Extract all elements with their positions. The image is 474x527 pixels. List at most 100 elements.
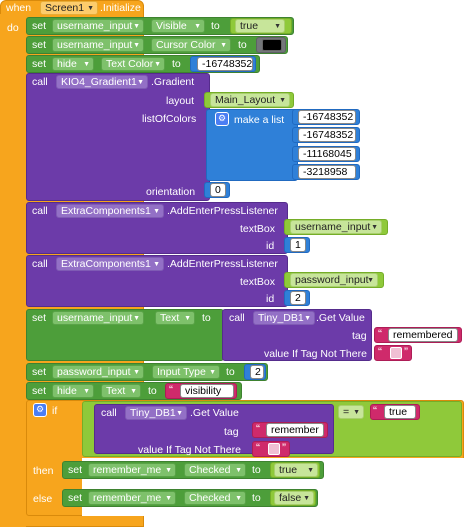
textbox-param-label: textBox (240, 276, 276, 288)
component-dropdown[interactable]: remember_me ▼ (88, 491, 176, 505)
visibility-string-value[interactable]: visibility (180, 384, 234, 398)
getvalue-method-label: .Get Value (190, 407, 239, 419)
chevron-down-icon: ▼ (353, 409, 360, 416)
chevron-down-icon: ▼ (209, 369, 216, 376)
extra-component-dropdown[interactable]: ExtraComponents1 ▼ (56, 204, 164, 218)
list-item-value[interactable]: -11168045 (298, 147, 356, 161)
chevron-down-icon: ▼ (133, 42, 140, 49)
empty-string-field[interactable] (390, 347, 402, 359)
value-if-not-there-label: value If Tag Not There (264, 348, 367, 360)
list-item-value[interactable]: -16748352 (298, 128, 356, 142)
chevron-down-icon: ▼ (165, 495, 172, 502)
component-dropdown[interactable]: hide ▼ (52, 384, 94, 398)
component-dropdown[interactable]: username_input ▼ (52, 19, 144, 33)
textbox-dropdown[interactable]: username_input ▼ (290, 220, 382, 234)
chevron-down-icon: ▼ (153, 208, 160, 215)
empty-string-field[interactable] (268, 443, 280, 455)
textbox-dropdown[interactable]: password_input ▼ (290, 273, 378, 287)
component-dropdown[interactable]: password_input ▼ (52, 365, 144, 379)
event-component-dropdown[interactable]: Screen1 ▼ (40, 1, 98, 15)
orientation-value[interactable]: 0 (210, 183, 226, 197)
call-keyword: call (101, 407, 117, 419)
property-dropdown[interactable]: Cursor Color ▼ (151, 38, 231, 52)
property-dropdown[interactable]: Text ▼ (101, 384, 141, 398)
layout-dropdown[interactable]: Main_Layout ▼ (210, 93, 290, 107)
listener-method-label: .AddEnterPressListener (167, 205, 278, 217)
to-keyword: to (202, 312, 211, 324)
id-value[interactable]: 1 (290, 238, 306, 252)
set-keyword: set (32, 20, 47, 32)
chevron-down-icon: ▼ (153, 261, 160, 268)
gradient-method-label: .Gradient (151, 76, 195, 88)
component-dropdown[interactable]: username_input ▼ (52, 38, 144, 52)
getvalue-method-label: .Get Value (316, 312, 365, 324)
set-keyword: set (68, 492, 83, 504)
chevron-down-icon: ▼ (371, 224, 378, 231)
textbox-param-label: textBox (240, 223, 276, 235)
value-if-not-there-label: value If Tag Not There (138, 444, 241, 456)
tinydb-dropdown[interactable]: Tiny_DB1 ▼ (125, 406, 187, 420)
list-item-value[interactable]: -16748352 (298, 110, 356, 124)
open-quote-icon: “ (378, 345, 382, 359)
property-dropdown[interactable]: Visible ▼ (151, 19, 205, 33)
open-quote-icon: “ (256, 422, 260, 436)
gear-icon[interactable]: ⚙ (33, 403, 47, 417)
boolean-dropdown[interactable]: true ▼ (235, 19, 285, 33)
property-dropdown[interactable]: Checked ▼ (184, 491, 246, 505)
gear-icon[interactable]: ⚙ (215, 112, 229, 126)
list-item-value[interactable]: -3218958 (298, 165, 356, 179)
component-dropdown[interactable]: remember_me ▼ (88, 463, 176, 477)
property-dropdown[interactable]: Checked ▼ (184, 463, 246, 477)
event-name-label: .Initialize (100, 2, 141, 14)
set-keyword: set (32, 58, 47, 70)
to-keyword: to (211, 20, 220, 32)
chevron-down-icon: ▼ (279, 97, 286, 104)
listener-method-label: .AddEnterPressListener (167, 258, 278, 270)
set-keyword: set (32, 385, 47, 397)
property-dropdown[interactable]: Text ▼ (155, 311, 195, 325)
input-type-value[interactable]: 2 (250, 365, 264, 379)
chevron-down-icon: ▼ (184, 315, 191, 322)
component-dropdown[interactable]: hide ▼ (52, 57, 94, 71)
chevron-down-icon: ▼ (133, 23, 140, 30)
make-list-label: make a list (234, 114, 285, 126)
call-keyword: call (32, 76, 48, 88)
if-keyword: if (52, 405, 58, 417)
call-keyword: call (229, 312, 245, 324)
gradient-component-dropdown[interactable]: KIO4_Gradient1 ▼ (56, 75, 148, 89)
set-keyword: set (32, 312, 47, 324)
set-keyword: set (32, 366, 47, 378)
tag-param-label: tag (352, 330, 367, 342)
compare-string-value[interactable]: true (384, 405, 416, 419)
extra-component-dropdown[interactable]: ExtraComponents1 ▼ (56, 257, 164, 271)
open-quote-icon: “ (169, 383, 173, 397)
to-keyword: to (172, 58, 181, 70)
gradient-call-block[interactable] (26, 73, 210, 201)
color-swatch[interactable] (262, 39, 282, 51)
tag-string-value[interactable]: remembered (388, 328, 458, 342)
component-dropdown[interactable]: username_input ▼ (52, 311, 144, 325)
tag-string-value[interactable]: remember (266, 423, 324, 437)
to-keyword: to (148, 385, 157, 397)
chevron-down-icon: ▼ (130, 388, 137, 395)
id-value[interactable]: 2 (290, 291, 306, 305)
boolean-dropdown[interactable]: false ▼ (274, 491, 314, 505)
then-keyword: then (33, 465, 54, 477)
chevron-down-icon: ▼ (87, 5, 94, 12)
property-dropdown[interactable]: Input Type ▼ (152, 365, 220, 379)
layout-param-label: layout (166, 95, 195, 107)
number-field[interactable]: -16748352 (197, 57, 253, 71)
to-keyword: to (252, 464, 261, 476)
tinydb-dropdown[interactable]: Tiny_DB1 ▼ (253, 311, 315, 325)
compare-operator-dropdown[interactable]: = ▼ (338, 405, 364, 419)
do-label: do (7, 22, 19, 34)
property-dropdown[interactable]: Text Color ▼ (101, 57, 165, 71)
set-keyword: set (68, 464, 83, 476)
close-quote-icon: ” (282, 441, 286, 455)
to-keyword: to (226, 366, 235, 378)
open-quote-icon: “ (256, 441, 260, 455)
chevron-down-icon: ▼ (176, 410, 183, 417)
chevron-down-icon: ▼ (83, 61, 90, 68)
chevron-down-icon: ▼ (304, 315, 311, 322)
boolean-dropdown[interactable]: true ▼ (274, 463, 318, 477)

* **Work required**
Copy the records above word for word, leaving out the pictures.

* **Final result**
Extract all elements with their positions. The image is 474x527 pixels. List at most 100 elements.
textbox-param-label: textBox (240, 276, 276, 288)
component-dropdown[interactable]: remember_me ▼ (88, 491, 176, 505)
visibility-string-value[interactable]: visibility (180, 384, 234, 398)
getvalue-method-label: .Get Value (190, 407, 239, 419)
chevron-down-icon: ▼ (353, 409, 360, 416)
chevron-down-icon: ▼ (209, 369, 216, 376)
extra-component-dropdown[interactable]: ExtraComponents1 ▼ (56, 204, 164, 218)
list-item-value[interactable]: -11168045 (298, 147, 356, 161)
chevron-down-icon: ▼ (133, 42, 140, 49)
empty-string-field[interactable] (390, 347, 402, 359)
value-if-not-there-label: value If Tag Not There (264, 348, 367, 360)
list-item-value[interactable]: -16748352 (298, 128, 356, 142)
chevron-down-icon: ▼ (165, 495, 172, 502)
component-dropdown[interactable]: hide ▼ (52, 384, 94, 398)
component-dropdown[interactable]: username_input ▼ (52, 19, 144, 33)
textbox-dropdown[interactable]: username_input ▼ (290, 220, 382, 234)
chevron-down-icon: ▼ (153, 208, 160, 215)
empty-string-field[interactable] (268, 443, 280, 455)
textbox-dropdown[interactable]: password_input ▼ (290, 273, 378, 287)
component-dropdown[interactable]: password_input ▼ (52, 365, 144, 379)
event-component-dropdown[interactable]: Screen1 ▼ (40, 1, 98, 15)
orientation-value[interactable]: 0 (210, 183, 226, 197)
call-keyword: call (101, 407, 117, 419)
property-dropdown[interactable]: Cursor Color ▼ (151, 38, 231, 52)
property-dropdown[interactable]: Text ▼ (101, 384, 141, 398)
layout-dropdown[interactable]: Main_Layout ▼ (210, 93, 290, 107)
listener-method-label: .AddEnterPressListener (167, 205, 278, 217)
to-keyword: to (202, 312, 211, 324)
id-value[interactable]: 1 (290, 238, 306, 252)
set-keyword: set (32, 20, 47, 32)
chevron-down-icon: ▼ (153, 261, 160, 268)
gradient-method-label: .Gradient (151, 76, 195, 88)
component-dropdown[interactable]: username_input ▼ (52, 38, 144, 52)
getvalue-method-label: .Get Value (316, 312, 365, 324)
set-keyword: set (68, 492, 83, 504)
chevron-down-icon: ▼ (371, 224, 378, 231)
textbox-param-label: textBox (240, 223, 276, 235)
value-if-not-there-label: value If Tag Not There (138, 444, 241, 456)
tinydb-dropdown[interactable]: Tiny_DB1 ▼ (125, 406, 187, 420)
list-item-value[interactable]: -16748352 (298, 110, 356, 124)
open-quote-icon: “ (378, 345, 382, 359)
property-dropdown[interactable]: Visible ▼ (151, 19, 205, 33)
open-quote-icon: “ (256, 422, 260, 436)
gear-icon[interactable]: ⚙ (33, 403, 47, 417)
boolean-dropdown[interactable]: true ▼ (235, 19, 285, 33)
property-dropdown[interactable]: Checked ▼ (184, 491, 246, 505)
gear-icon[interactable]: ⚙ (215, 112, 229, 126)
list-item-value[interactable]: -3218958 (298, 165, 356, 179)
component-dropdown[interactable]: remember_me ▼ (88, 463, 176, 477)
property-dropdown[interactable]: Checked ▼ (184, 463, 246, 477)
event-name-label: .Initialize (100, 2, 141, 14)
set-keyword: set (32, 58, 47, 70)
to-keyword: to (211, 20, 220, 32)
chevron-down-icon: ▼ (279, 97, 286, 104)
listener-method-label: .AddEnterPressListener (167, 258, 278, 270)
set-keyword: set (32, 385, 47, 397)
property-dropdown[interactable]: Text ▼ (155, 311, 195, 325)
input-type-value[interactable]: 2 (250, 365, 264, 379)
chevron-down-icon: ▼ (184, 315, 191, 322)
component-dropdown[interactable]: hide ▼ (52, 57, 94, 71)
chevron-down-icon: ▼ (133, 23, 140, 30)
make-list-label: make a list (234, 114, 285, 126)
call-keyword: call (32, 76, 48, 88)
if-keyword: if (52, 405, 58, 417)
call-keyword: call (229, 312, 245, 324)
gradient-component-dropdown[interactable]: KIO4_Gradient1 ▼ (56, 75, 148, 89)
set-keyword: set (32, 312, 47, 324)
set-keyword: set (32, 366, 47, 378)
tag-param-label: tag (352, 330, 367, 342)
compare-string-value[interactable]: true (384, 405, 416, 419)
extra-component-dropdown[interactable]: ExtraComponents1 ▼ (56, 257, 164, 271)
open-quote-icon: “ (169, 383, 173, 397)
to-keyword: to (172, 58, 181, 70)
gradient-call-block[interactable] (26, 73, 210, 201)
color-swatch[interactable] (262, 39, 282, 51)
tag-string-value[interactable]: remembered (388, 328, 458, 342)
component-dropdown[interactable]: username_input ▼ (52, 311, 144, 325)
tag-string-value[interactable]: remember (266, 423, 324, 437)
to-keyword: to (148, 385, 157, 397)
chevron-down-icon: ▼ (130, 388, 137, 395)
id-value[interactable]: 2 (290, 291, 306, 305)
boolean-dropdown[interactable]: false ▼ (274, 491, 314, 505)
then-keyword: then (33, 465, 54, 477)
chevron-down-icon: ▼ (87, 5, 94, 12)
property-dropdown[interactable]: Input Type ▼ (152, 365, 220, 379)
layout-param-label: layout (166, 95, 195, 107)
number-field[interactable]: -16748352 (197, 57, 253, 71)
to-keyword: to (252, 464, 261, 476)
tinydb-dropdown[interactable]: Tiny_DB1 ▼ (253, 311, 315, 325)
compare-operator-dropdown[interactable]: = ▼ (338, 405, 364, 419)
do-label: do (7, 22, 19, 34)
property-dropdown[interactable]: Text Color ▼ (101, 57, 165, 71)
set-keyword: set (68, 464, 83, 476)
close-quote-icon: ” (282, 441, 286, 455)
to-keyword: to (226, 366, 235, 378)
open-quote-icon: “ (256, 441, 260, 455)
chevron-down-icon: ▼ (176, 410, 183, 417)
chevron-down-icon: ▼ (83, 61, 90, 68)
chevron-down-icon: ▼ (304, 315, 311, 322)
boolean-dropdown[interactable]: true ▼ (274, 463, 318, 477)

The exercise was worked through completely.